Task data =>
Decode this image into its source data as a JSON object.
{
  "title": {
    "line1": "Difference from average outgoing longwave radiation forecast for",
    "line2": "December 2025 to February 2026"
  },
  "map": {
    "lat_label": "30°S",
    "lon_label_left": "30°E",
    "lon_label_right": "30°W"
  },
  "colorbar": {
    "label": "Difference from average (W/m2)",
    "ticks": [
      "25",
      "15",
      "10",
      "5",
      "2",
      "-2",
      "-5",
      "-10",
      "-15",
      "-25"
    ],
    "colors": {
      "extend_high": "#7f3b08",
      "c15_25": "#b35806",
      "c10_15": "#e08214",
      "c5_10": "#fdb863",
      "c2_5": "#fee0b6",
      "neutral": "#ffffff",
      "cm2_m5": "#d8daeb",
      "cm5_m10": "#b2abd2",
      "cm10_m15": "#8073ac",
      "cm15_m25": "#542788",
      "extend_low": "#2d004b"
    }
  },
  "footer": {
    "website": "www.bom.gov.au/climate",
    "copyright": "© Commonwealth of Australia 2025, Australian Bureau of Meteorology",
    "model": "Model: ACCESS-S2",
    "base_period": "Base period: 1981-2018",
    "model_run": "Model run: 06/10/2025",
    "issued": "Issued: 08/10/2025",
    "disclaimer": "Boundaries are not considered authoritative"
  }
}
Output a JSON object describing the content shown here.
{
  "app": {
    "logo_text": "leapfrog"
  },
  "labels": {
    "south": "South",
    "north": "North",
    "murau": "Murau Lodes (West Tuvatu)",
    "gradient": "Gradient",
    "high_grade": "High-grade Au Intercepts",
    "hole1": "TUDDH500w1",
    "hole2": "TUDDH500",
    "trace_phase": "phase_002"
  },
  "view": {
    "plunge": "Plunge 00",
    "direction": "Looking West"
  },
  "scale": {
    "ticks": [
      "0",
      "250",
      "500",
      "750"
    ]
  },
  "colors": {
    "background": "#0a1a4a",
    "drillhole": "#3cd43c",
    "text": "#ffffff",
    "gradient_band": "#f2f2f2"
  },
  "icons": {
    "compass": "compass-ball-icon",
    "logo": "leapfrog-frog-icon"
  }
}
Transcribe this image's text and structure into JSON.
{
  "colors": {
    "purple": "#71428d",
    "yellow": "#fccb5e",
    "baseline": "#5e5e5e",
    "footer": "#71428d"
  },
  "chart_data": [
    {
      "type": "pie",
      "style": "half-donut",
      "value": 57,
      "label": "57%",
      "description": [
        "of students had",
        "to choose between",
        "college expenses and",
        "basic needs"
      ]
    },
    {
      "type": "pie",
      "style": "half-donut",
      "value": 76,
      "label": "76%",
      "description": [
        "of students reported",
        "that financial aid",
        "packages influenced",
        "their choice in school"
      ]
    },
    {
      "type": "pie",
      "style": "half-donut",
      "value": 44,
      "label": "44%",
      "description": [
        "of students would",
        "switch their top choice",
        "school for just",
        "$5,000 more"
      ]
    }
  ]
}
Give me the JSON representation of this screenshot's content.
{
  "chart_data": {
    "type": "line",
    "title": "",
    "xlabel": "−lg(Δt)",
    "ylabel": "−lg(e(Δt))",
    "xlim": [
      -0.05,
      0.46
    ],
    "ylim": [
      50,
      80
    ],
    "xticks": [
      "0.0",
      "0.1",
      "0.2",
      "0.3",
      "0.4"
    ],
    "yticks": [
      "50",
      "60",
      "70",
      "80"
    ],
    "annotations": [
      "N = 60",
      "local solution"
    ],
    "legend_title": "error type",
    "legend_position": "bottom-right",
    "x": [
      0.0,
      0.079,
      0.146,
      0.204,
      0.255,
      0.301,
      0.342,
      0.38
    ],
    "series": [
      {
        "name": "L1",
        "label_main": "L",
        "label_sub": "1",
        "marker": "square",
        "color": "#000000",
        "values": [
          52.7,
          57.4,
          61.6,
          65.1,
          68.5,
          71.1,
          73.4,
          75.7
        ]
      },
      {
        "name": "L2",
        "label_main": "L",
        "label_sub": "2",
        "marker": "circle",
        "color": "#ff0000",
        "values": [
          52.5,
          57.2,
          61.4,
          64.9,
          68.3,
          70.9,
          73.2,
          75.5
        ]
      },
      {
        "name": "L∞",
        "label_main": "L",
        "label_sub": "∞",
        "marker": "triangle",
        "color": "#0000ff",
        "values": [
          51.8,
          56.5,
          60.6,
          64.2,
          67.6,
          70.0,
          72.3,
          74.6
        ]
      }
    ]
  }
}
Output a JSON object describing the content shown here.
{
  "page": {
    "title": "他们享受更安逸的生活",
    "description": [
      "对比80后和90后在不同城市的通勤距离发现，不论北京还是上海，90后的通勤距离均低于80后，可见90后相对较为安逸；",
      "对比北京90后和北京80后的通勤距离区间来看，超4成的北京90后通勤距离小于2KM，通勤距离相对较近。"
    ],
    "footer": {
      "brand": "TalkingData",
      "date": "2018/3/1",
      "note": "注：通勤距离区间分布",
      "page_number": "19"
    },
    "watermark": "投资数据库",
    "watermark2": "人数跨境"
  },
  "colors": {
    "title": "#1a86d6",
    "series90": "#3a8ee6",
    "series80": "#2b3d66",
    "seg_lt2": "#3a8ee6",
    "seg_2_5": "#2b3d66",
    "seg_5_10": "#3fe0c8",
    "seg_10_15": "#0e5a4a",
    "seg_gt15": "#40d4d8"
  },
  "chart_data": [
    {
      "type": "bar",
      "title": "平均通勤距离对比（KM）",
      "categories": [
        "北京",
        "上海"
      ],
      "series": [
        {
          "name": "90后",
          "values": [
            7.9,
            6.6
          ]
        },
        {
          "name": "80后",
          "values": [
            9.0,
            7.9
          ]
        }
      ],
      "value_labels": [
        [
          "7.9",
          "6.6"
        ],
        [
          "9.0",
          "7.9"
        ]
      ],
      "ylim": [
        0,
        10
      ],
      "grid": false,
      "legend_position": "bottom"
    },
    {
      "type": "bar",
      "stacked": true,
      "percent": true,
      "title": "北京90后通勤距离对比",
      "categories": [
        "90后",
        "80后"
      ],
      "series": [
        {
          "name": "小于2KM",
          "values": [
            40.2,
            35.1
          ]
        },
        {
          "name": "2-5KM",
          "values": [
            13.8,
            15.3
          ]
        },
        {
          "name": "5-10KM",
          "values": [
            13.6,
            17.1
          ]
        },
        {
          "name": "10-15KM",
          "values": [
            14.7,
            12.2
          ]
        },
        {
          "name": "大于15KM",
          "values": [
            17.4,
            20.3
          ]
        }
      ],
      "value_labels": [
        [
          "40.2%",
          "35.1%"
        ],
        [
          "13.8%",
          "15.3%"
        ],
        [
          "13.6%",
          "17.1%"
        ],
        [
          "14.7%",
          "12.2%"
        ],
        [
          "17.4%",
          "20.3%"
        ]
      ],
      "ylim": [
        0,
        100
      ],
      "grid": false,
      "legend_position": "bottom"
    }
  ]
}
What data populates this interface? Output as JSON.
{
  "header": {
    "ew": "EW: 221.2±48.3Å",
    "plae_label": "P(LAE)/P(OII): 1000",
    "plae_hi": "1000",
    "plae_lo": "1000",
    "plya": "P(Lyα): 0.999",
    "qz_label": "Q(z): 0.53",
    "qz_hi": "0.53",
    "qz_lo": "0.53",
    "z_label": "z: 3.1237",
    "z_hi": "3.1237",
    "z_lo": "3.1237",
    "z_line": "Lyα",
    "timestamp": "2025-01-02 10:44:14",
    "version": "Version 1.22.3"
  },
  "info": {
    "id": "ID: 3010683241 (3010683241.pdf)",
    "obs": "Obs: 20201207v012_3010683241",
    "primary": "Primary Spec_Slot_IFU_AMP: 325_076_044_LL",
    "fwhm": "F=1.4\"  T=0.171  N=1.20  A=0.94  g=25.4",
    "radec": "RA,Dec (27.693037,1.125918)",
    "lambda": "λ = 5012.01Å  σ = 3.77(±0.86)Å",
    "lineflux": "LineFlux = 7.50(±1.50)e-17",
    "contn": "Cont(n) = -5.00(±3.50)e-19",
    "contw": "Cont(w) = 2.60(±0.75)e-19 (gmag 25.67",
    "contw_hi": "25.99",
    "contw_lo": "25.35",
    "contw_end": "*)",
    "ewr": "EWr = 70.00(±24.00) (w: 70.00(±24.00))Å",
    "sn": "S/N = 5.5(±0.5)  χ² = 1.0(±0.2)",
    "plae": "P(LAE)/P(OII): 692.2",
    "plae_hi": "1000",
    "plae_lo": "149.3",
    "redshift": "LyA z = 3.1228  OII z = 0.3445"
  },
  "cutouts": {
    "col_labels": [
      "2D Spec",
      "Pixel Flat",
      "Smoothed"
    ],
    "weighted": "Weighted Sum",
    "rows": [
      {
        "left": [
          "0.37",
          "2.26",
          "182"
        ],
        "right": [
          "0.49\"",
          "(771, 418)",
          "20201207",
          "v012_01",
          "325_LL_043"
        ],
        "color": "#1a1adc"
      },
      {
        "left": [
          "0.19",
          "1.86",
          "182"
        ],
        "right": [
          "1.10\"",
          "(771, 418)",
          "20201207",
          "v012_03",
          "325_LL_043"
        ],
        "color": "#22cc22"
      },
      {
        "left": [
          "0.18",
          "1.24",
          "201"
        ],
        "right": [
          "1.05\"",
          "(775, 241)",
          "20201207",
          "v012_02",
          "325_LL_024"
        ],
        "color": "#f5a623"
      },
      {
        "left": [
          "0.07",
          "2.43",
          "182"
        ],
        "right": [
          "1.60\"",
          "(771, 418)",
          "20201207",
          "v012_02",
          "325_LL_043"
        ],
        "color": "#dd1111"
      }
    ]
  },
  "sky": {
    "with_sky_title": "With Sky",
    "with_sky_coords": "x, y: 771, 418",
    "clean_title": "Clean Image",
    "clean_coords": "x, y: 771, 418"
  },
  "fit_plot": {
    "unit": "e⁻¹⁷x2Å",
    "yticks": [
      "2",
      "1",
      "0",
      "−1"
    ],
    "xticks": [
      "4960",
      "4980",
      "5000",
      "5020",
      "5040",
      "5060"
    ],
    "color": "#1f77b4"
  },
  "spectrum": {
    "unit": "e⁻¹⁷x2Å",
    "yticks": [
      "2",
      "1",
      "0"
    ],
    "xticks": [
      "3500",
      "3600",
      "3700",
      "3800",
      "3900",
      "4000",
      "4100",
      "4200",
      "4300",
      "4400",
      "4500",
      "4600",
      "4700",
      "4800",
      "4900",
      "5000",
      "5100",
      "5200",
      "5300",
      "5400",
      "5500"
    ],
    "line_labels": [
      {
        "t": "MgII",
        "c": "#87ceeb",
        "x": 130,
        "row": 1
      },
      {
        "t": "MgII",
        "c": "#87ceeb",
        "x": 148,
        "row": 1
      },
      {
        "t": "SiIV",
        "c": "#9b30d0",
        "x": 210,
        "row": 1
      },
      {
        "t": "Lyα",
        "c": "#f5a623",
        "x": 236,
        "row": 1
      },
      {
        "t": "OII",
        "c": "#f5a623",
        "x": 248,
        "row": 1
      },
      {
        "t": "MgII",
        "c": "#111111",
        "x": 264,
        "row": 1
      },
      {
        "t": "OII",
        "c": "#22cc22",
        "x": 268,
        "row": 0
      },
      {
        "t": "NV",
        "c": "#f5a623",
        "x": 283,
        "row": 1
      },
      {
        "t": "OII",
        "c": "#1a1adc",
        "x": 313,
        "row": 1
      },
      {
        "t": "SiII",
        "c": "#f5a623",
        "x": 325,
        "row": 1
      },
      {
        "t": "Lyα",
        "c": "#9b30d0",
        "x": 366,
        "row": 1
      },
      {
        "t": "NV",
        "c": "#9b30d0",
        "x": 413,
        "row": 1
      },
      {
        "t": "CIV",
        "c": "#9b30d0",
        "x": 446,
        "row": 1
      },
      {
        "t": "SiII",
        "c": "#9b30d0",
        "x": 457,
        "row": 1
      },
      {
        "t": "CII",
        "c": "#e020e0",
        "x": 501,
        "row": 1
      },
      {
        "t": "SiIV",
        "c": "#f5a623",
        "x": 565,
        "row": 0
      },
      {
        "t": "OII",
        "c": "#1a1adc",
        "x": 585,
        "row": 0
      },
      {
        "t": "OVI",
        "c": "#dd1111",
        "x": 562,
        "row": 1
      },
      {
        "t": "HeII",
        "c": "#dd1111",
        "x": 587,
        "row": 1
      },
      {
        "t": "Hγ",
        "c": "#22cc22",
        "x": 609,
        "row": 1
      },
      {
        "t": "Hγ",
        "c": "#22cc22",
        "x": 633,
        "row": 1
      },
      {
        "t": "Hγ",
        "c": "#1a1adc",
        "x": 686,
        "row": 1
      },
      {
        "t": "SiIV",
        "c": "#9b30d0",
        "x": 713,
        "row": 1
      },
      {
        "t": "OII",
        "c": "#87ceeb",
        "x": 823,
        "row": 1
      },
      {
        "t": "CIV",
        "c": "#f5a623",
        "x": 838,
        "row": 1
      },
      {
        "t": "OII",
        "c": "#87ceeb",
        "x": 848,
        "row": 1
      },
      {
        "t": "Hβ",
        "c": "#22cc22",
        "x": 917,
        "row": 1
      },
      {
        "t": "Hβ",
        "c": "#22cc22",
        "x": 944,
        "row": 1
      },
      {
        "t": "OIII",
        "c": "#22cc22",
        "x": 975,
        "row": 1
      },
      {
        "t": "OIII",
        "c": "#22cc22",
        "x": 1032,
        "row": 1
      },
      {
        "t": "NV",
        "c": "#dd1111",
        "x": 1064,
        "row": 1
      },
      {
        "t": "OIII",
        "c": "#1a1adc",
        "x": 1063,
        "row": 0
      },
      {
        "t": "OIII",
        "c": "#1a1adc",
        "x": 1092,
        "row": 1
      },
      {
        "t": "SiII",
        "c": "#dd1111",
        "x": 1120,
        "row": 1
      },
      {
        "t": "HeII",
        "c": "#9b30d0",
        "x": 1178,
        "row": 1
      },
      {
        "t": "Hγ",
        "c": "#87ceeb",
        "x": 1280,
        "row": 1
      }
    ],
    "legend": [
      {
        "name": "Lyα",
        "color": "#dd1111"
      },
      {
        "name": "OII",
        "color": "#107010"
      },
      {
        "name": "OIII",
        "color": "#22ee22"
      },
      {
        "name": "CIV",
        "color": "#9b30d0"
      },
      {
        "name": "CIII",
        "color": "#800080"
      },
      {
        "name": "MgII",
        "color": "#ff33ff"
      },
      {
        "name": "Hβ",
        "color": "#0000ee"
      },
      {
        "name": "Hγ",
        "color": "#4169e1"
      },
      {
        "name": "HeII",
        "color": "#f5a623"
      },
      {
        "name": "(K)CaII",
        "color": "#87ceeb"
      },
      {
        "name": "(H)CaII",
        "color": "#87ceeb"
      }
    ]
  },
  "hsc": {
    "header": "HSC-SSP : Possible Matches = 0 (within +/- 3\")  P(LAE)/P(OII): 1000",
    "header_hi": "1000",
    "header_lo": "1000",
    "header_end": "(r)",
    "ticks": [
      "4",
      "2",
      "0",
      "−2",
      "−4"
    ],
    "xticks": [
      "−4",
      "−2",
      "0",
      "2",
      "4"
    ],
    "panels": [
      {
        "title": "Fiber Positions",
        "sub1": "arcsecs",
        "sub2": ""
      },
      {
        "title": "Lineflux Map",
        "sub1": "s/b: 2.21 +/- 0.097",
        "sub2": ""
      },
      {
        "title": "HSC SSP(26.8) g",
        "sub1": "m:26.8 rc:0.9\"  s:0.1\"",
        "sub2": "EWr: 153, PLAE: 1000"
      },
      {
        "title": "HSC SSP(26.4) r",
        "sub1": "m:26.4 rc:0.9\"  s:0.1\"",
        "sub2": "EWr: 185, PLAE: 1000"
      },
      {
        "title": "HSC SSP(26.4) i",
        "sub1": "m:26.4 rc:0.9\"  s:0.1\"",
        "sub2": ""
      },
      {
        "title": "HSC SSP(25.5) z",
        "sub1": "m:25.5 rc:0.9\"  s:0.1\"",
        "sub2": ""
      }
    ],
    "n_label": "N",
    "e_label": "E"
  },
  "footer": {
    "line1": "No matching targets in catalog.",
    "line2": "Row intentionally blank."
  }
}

Exercise => Which lines hold the word "this"? Return all of them from the records above.

Task response =>
Decode this image into its source data as a JSON object.
Transcribe this image's text and structure into JSON.
Give me the JSON representation of this screenshot's content.
What data populates this interface? Output as JSON.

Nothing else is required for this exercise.